## [Data records]
>>
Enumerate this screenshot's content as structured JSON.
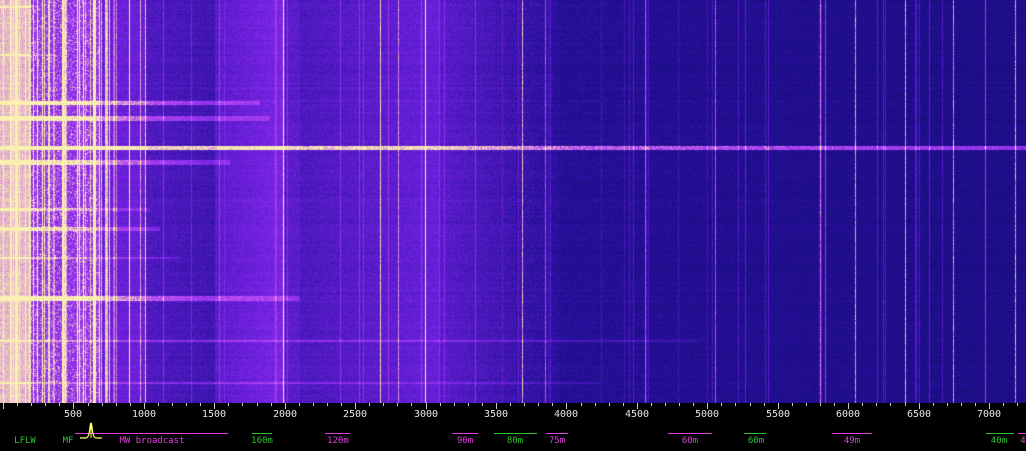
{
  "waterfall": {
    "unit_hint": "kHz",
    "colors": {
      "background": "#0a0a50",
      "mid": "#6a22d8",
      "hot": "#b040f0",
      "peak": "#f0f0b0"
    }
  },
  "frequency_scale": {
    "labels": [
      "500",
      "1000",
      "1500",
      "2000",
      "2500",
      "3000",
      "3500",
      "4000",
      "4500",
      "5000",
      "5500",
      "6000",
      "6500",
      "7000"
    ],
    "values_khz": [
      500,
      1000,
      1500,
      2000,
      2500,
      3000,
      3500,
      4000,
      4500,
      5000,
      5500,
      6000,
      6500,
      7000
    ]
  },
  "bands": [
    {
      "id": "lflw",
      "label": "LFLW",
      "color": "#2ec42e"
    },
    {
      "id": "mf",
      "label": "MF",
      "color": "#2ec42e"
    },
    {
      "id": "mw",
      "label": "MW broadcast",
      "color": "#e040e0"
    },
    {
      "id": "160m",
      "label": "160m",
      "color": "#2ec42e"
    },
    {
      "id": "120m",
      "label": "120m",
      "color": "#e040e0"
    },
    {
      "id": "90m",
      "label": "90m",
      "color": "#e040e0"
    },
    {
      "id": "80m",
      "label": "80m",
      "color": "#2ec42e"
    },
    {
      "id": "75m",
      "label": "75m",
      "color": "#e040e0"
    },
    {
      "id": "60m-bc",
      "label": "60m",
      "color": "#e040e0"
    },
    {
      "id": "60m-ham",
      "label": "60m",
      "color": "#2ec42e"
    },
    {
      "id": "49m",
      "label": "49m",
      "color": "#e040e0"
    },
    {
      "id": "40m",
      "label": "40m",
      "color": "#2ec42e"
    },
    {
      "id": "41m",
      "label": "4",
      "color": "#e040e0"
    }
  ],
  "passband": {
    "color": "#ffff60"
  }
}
<<
Transcribe the full listing above exactly as it stands, minus the pictures.

Enumerate this screenshot's content as structured JSON.
{
  "waterfall": {
    "unit_hint": "kHz",
    "colors": {
      "background": "#0a0a50",
      "mid": "#6a22d8",
      "hot": "#b040f0",
      "peak": "#f0f0b0"
    }
  },
  "frequency_scale": {
    "labels": [
      "500",
      "1000",
      "1500",
      "2000",
      "2500",
      "3000",
      "3500",
      "4000",
      "4500",
      "5000",
      "5500",
      "6000",
      "6500",
      "7000"
    ],
    "values_khz": [
      500,
      1000,
      1500,
      2000,
      2500,
      3000,
      3500,
      4000,
      4500,
      5000,
      5500,
      6000,
      6500,
      7000
    ]
  },
  "bands": [
    {
      "id": "lflw",
      "label": "LFLW",
      "color": "#2ec42e"
    },
    {
      "id": "mf",
      "label": "MF",
      "color": "#2ec42e"
    },
    {
      "id": "mw",
      "label": "MW broadcast",
      "color": "#e040e0"
    },
    {
      "id": "160m",
      "label": "160m",
      "color": "#2ec42e"
    },
    {
      "id": "120m",
      "label": "120m",
      "color": "#e040e0"
    },
    {
      "id": "90m",
      "label": "90m",
      "color": "#e040e0"
    },
    {
      "id": "80m",
      "label": "80m",
      "color": "#2ec42e"
    },
    {
      "id": "75m",
      "label": "75m",
      "color": "#e040e0"
    },
    {
      "id": "60m-bc",
      "label": "60m",
      "color": "#e040e0"
    },
    {
      "id": "60m-ham",
      "label": "60m",
      "color": "#2ec42e"
    },
    {
      "id": "49m",
      "label": "49m",
      "color": "#e040e0"
    },
    {
      "id": "40m",
      "label": "40m",
      "color": "#2ec42e"
    },
    {
      "id": "41m",
      "label": "4",
      "color": "#e040e0"
    }
  ],
  "passband": {
    "color": "#ffff60"
  }
}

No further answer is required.